(Records)
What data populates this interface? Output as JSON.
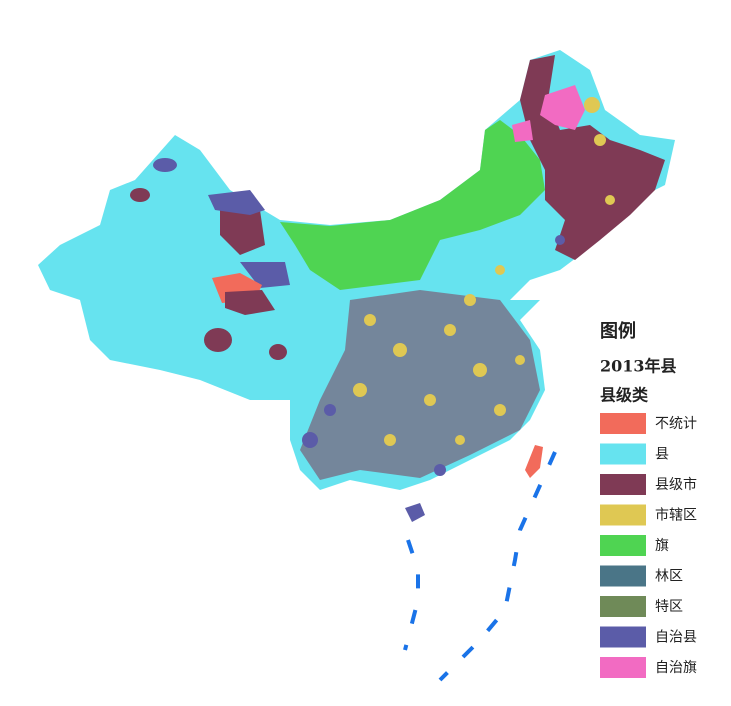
{
  "legend": {
    "title": "图例",
    "subtitle": "2013年县",
    "heading": "县级类",
    "items": [
      {
        "label": "不统计",
        "color": "#f26b5b"
      },
      {
        "label": "县",
        "color": "#66e3ef"
      },
      {
        "label": "县级市",
        "color": "#7f3a55"
      },
      {
        "label": "市辖区",
        "color": "#dfc853"
      },
      {
        "label": "旗",
        "color": "#4fd452"
      },
      {
        "label": "林区",
        "color": "#4a7587"
      },
      {
        "label": "特区",
        "color": "#6f8a58"
      },
      {
        "label": "自治县",
        "color": "#5b5ca8"
      },
      {
        "label": "自治旗",
        "color": "#f26bc2"
      }
    ]
  }
}
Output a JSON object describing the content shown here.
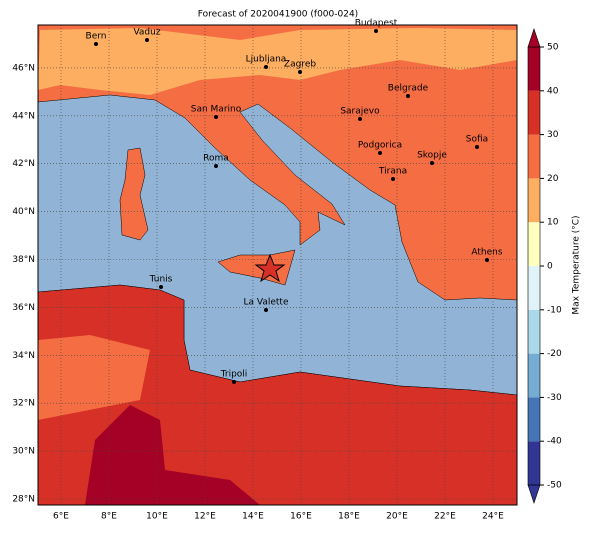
{
  "title": "Forecast of 2020041900 (f000-024)",
  "lon_labels": [
    "6°E",
    "8°E",
    "10°E",
    "12°E",
    "14°E",
    "16°E",
    "18°E",
    "20°E",
    "22°E",
    "24°E"
  ],
  "lat_labels": [
    "28°N",
    "30°N",
    "32°N",
    "34°N",
    "36°N",
    "38°N",
    "40°N",
    "42°N",
    "44°N",
    "46°N"
  ],
  "cities": [
    "Bern",
    "Vaduz",
    "Budapest",
    "Ljubljana",
    "Zagreb",
    "Belgrade",
    "San Marino",
    "Sarajevo",
    "Sofia",
    "Podgorica",
    "Skopje",
    "Roma",
    "Tirana",
    "Athens",
    "Tunis",
    "La Valette",
    "Tripoli"
  ],
  "colorbar": {
    "label": "Max Temperature (°C)",
    "ticks": [
      -50,
      -40,
      -30,
      -20,
      -10,
      0,
      10,
      20,
      30,
      40,
      50
    ],
    "colors": [
      "#313695",
      "#4575b4",
      "#74add1",
      "#abd9e9",
      "#e0f3f8",
      "#ffffbf",
      "#fdae61",
      "#f46d43",
      "#d73027",
      "#a50026"
    ]
  }
}
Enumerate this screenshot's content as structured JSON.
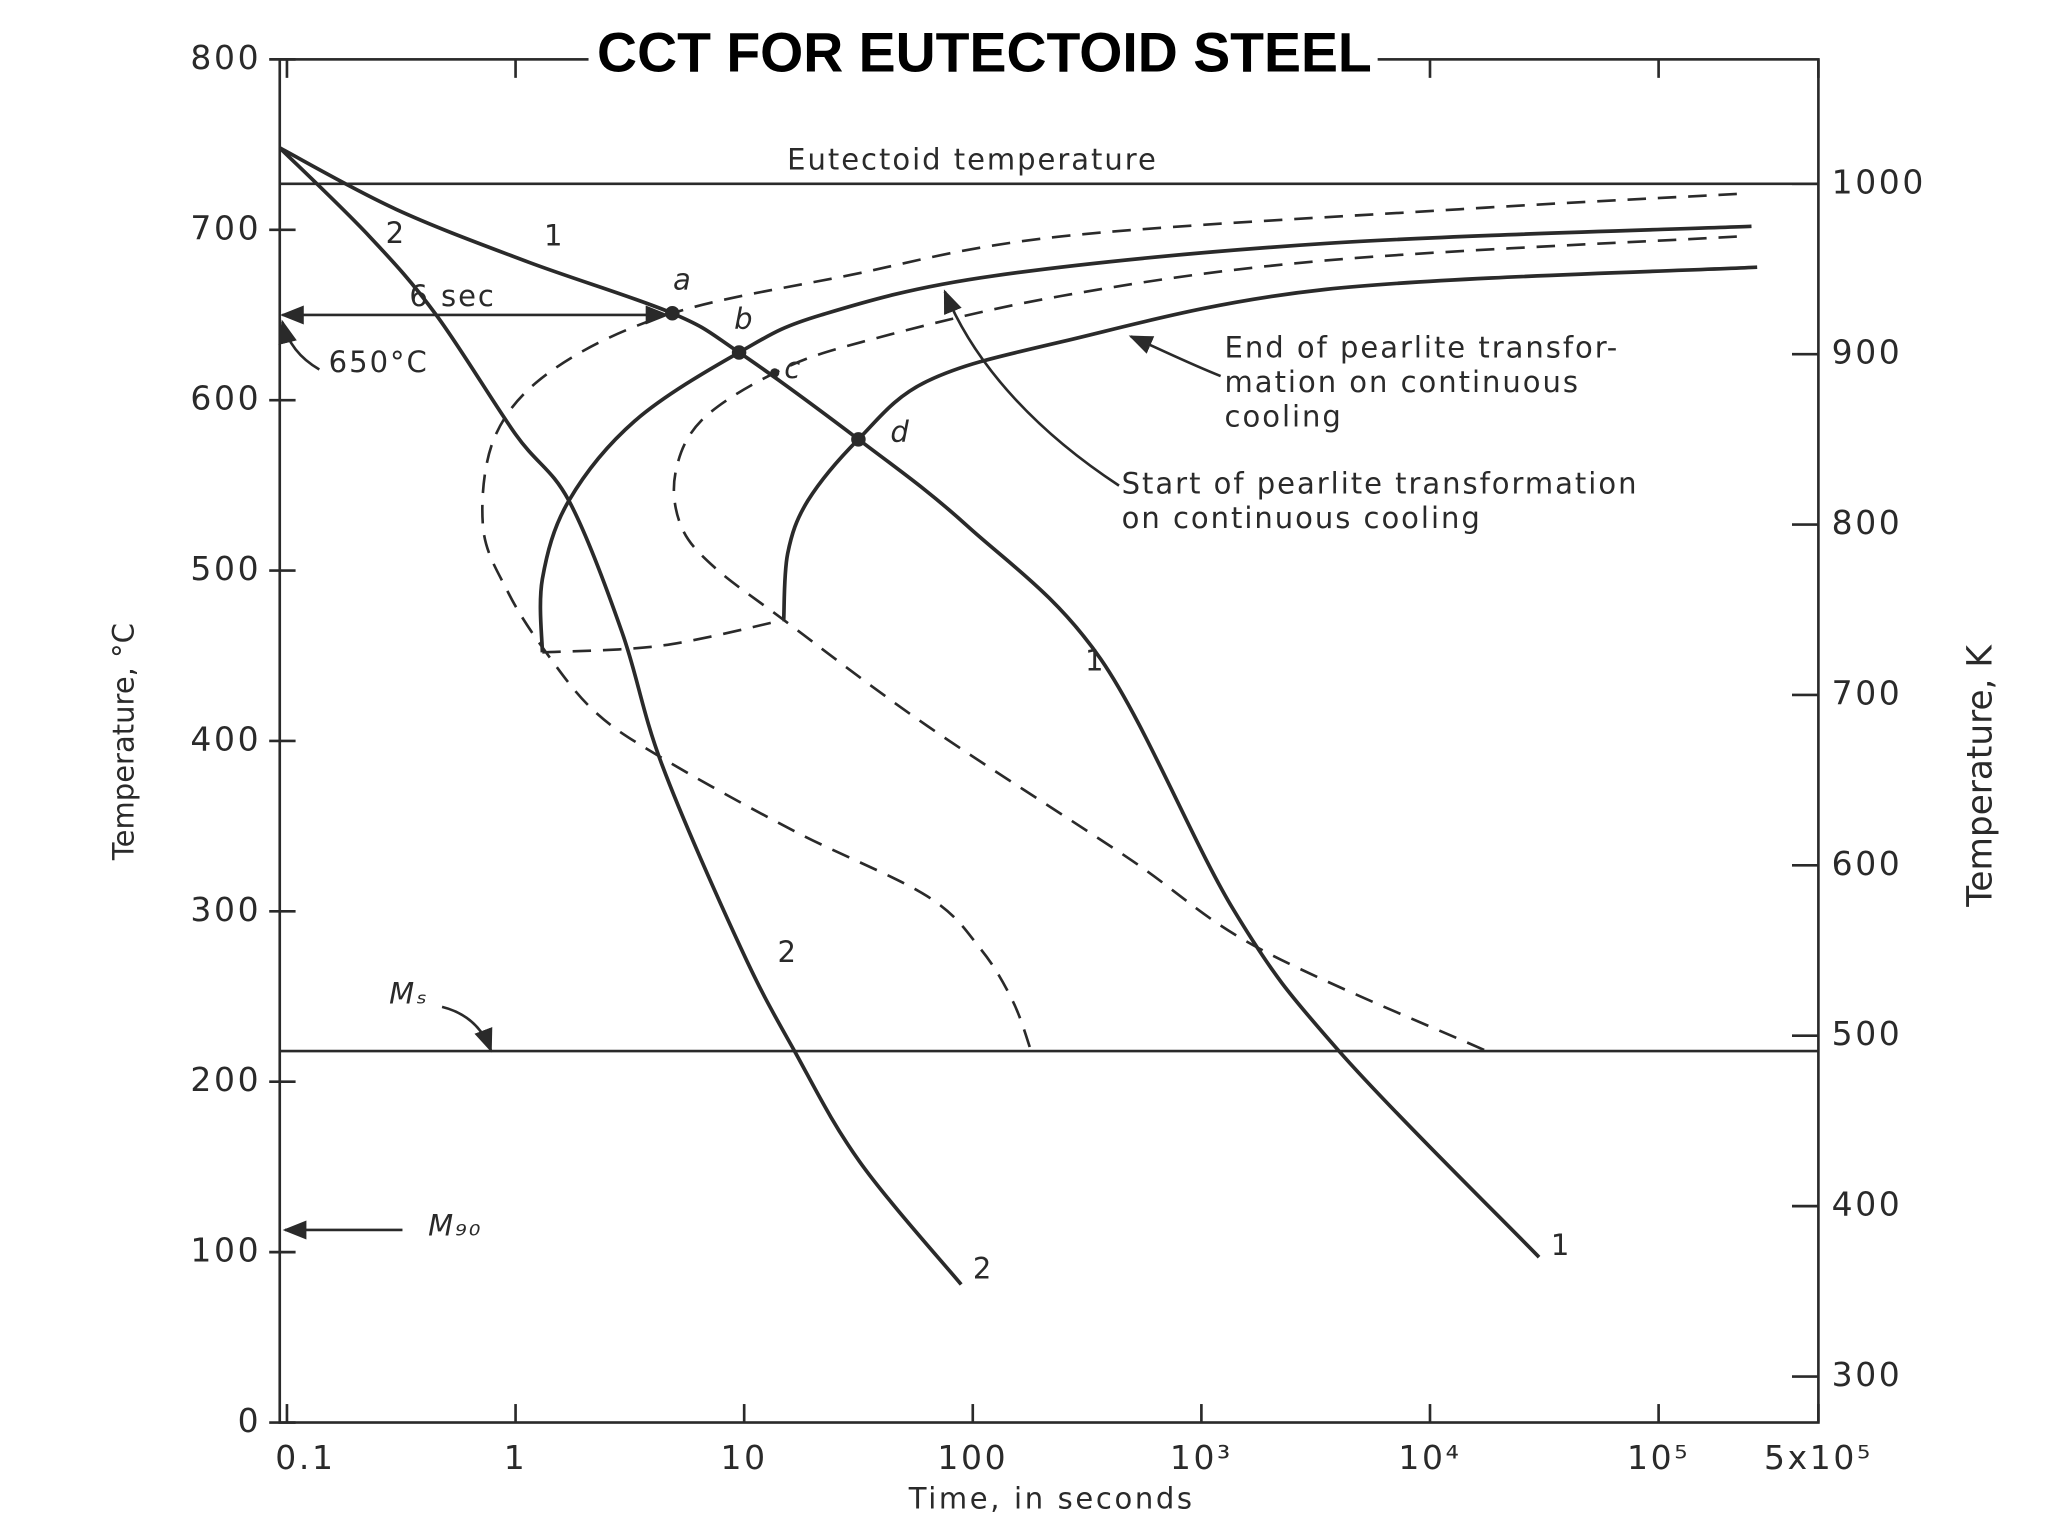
{
  "chart_data": {
    "type": "line",
    "title": "CCT FOR EUTECTOID STEEL",
    "x_label": "Time, in seconds",
    "y_label": "Temperature, °C",
    "y2_label": "Temperature, K",
    "x_scale": "log",
    "xlim": [
      0.093,
      500000
    ],
    "xticks": [
      0.1,
      1,
      10,
      100,
      {
        "value": 1000,
        "label": "10³"
      },
      {
        "value": 10000,
        "label": "10⁴"
      },
      {
        "value": 100000,
        "label": "10⁵"
      },
      {
        "value": 500000,
        "label": "5x10⁵"
      }
    ],
    "ylim": [
      0,
      800
    ],
    "yticks": [
      0,
      100,
      200,
      300,
      400,
      500,
      600,
      700,
      800
    ],
    "y2lim": [
      273,
      1073
    ],
    "y2ticks": [
      300,
      400,
      500,
      600,
      700,
      800,
      900,
      1000
    ],
    "series": [
      {
        "color": "#2a2a2a",
        "dash": false,
        "x": [
          0.093,
          0.3,
          1.14,
          4.85,
          9.5,
          31.6,
          95,
          363,
          1380,
          4000,
          30000
        ],
        "values": [
          748,
          712,
          681,
          651,
          628,
          577,
          526,
          448,
          301,
          218,
          97
        ]
      },
      {
        "color": "#2a2a2a",
        "dash": false,
        "x": [
          0.093,
          0.23,
          0.45,
          1,
          1.71,
          2.92,
          4.37,
          9.7,
          16.6,
          32,
          89
        ],
        "values": [
          748,
          696,
          650,
          580,
          541,
          464,
          386,
          278,
          218,
          153,
          81
        ]
      },
      {
        "color": "#2a2a2a",
        "dash": true,
        "x": [
          220000,
          13400,
          240,
          28,
          4.85,
          1.5,
          0.82,
          0.72,
          0.93,
          1.36,
          2.23,
          4.37,
          16.6,
          63,
          108,
          150,
          180
        ],
        "values": [
          721,
          712,
          696,
          673,
          651,
          619,
          580,
          526,
          487,
          452,
          417,
          390,
          347,
          309,
          278,
          247,
          218
        ]
      },
      {
        "color": "#2a2a2a",
        "dash": false,
        "x": [
          255000,
          3500,
          124,
          21.7,
          9.5,
          3.34,
          1.71,
          1.31,
          1.31
        ],
        "values": [
          702,
          692,
          673,
          650,
          628,
          588,
          541,
          495,
          452
        ]
      },
      {
        "color": "#2a2a2a",
        "dash": false,
        "x": [
          270000,
          3500,
          240,
          63,
          31.6,
          19,
          15.5,
          14.9
        ],
        "values": [
          678,
          665,
          634,
          611,
          577,
          541,
          510,
          471
        ]
      },
      {
        "color": "#2a2a2a",
        "dash": true,
        "x": [
          220000,
          3500,
          240,
          32.5,
          13.6,
          6.5,
          5,
          5.3,
          7.4,
          14.9,
          63,
          470,
          1800,
          17700
        ],
        "values": [
          696,
          682,
          661,
          634,
          616,
          588,
          557,
          526,
          502,
          471,
          409,
          332,
          278,
          218
        ]
      },
      {
        "color": "#2a2a2a",
        "dash": true,
        "x": [
          1.31,
          4.37,
          14.9
        ],
        "values": [
          452,
          456,
          471
        ]
      }
    ],
    "points": {
      "labels": [
        "a",
        "b",
        "c",
        "d"
      ],
      "x": [
        4.85,
        9.5,
        13.6,
        31.6
      ],
      "values": [
        651,
        628,
        616,
        577
      ]
    },
    "reference_lines": [
      {
        "value": 727,
        "label": "Eutectoid temperature"
      },
      {
        "value": 218,
        "label": "Mₛ"
      },
      {
        "value": 650,
        "label": "650°C"
      },
      {
        "value": 113,
        "label": "M₉₀"
      }
    ],
    "annotations": [
      "1",
      "2",
      "1",
      "2",
      "1",
      "2",
      "6 sec",
      [
        "End of pearlite transfor-",
        "mation on continuous",
        "cooling"
      ],
      [
        "Start of pearlite transformation",
        "on continuous cooling"
      ]
    ]
  }
}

Given problem:
Write out the entries above verbatim; the pictures do not belong in your copy.

Written answer:
What data populates this interface? Output as JSON.
{
  "legend": {
    "title": "图例",
    "subtitle": "2013年县",
    "heading": "县级类",
    "items": [
      {
        "label": "不统计",
        "color": "#f26b5b"
      },
      {
        "label": "县",
        "color": "#66e3ef"
      },
      {
        "label": "县级市",
        "color": "#7f3a55"
      },
      {
        "label": "市辖区",
        "color": "#dfc853"
      },
      {
        "label": "旗",
        "color": "#4fd452"
      },
      {
        "label": "林区",
        "color": "#4a7587"
      },
      {
        "label": "特区",
        "color": "#6f8a58"
      },
      {
        "label": "自治县",
        "color": "#5b5ca8"
      },
      {
        "label": "自治旗",
        "color": "#f26bc2"
      }
    ]
  }
}
Output a JSON object describing the content shown here.
{
  "title": "Forecast of 2020041900 (f000-024)",
  "lon_labels": [
    "6°E",
    "8°E",
    "10°E",
    "12°E",
    "14°E",
    "16°E",
    "18°E",
    "20°E",
    "22°E",
    "24°E"
  ],
  "lat_labels": [
    "28°N",
    "30°N",
    "32°N",
    "34°N",
    "36°N",
    "38°N",
    "40°N",
    "42°N",
    "44°N",
    "46°N"
  ],
  "cities": [
    "Bern",
    "Vaduz",
    "Budapest",
    "Ljubljana",
    "Zagreb",
    "Belgrade",
    "San Marino",
    "Sarajevo",
    "Sofia",
    "Podgorica",
    "Skopje",
    "Roma",
    "Tirana",
    "Athens",
    "Tunis",
    "La Valette",
    "Tripoli"
  ],
  "colorbar": {
    "label": "Max Temperature (°C)",
    "ticks": [
      -50,
      -40,
      -30,
      -20,
      -10,
      0,
      10,
      20,
      30,
      40,
      50
    ],
    "colors": [
      "#313695",
      "#4575b4",
      "#74add1",
      "#abd9e9",
      "#e0f3f8",
      "#ffffbf",
      "#fdae61",
      "#f46d43",
      "#d73027",
      "#a50026"
    ]
  }
}
Enumerate this screenshot's content as structured JSON.
{
  "chart_data": {
    "type": "line",
    "title": "CCT FOR EUTECTOID STEEL",
    "x_label": "Time, in seconds",
    "y_label": "Temperature, °C",
    "y2_label": "Temperature, K",
    "x_scale": "log",
    "xlim": [
      0.093,
      500000
    ],
    "xticks": [
      0.1,
      1,
      10,
      100,
      {
        "value": 1000,
        "label": "10³"
      },
      {
        "value": 10000,
        "label": "10⁴"
      },
      {
        "value": 100000,
        "label": "10⁵"
      },
      {
        "value": 500000,
        "label": "5x10⁵"
      }
    ],
    "ylim": [
      0,
      800
    ],
    "yticks": [
      0,
      100,
      200,
      300,
      400,
      500,
      600,
      700,
      800
    ],
    "y2lim": [
      273,
      1073
    ],
    "y2ticks": [
      300,
      400,
      500,
      600,
      700,
      800,
      900,
      1000
    ],
    "series": [
      {
        "color": "#2a2a2a",
        "dash": false,
        "x": [
          0.093,
          0.3,
          1.14,
          4.85,
          9.5,
          31.6,
          95,
          363,
          1380,
          4000,
          30000
        ],
        "values": [
          748,
          712,
          681,
          651,
          628,
          577,
          526,
          448,
          301,
          218,
          97
        ]
      },
      {
        "color": "#2a2a2a",
        "dash": false,
        "x": [
          0.093,
          0.23,
          0.45,
          1,
          1.71,
          2.92,
          4.37,
          9.7,
          16.6,
          32,
          89
        ],
        "values": [
          748,
          696,
          650,
          580,
          541,
          464,
          386,
          278,
          218,
          153,
          81
        ]
      },
      {
        "color": "#2a2a2a",
        "dash": true,
        "x": [
          220000,
          13400,
          240,
          28,
          4.85,
          1.5,
          0.82,
          0.72,
          0.93,
          1.36,
          2.23,
          4.37,
          16.6,
          63,
          108,
          150,
          180
        ],
        "values": [
          721,
          712,
          696,
          673,
          651,
          619,
          580,
          526,
          487,
          452,
          417,
          390,
          347,
          309,
          278,
          247,
          218
        ]
      },
      {
        "color": "#2a2a2a",
        "dash": false,
        "x": [
          255000,
          3500,
          124,
          21.7,
          9.5,
          3.34,
          1.71,
          1.31,
          1.31
        ],
        "values": [
          702,
          692,
          673,
          650,
          628,
          588,
          541,
          495,
          452
        ]
      },
      {
        "color": "#2a2a2a",
        "dash": false,
        "x": [
          270000,
          3500,
          240,
          63,
          31.6,
          19,
          15.5,
          14.9
        ],
        "values": [
          678,
          665,
          634,
          611,
          577,
          541,
          510,
          471
        ]
      },
      {
        "color": "#2a2a2a",
        "dash": true,
        "x": [
          220000,
          3500,
          240,
          32.5,
          13.6,
          6.5,
          5,
          5.3,
          7.4,
          14.9,
          63,
          470,
          1800,
          17700
        ],
        "values": [
          696,
          682,
          661,
          634,
          616,
          588,
          557,
          526,
          502,
          471,
          409,
          332,
          278,
          218
        ]
      },
      {
        "color": "#2a2a2a",
        "dash": true,
        "x": [
          1.31,
          4.37,
          14.9
        ],
        "values": [
          452,
          456,
          471
        ]
      }
    ],
    "points": {
      "labels": [
        "a",
        "b",
        "c",
        "d"
      ],
      "x": [
        4.85,
        9.5,
        13.6,
        31.6
      ],
      "values": [
        651,
        628,
        616,
        577
      ]
    },
    "reference_lines": [
      {
        "value": 727,
        "label": "Eutectoid temperature"
      },
      {
        "value": 218,
        "label": "Mₛ"
      },
      {
        "value": 650,
        "label": "650°C"
      },
      {
        "value": 113,
        "label": "M₉₀"
      }
    ],
    "annotations": [
      "1",
      "2",
      "1",
      "2",
      "1",
      "2",
      "6 sec",
      [
        "End of pearlite transfor-",
        "mation on continuous",
        "cooling"
      ],
      [
        "Start of pearlite transformation",
        "on continuous cooling"
      ]
    ]
  }
}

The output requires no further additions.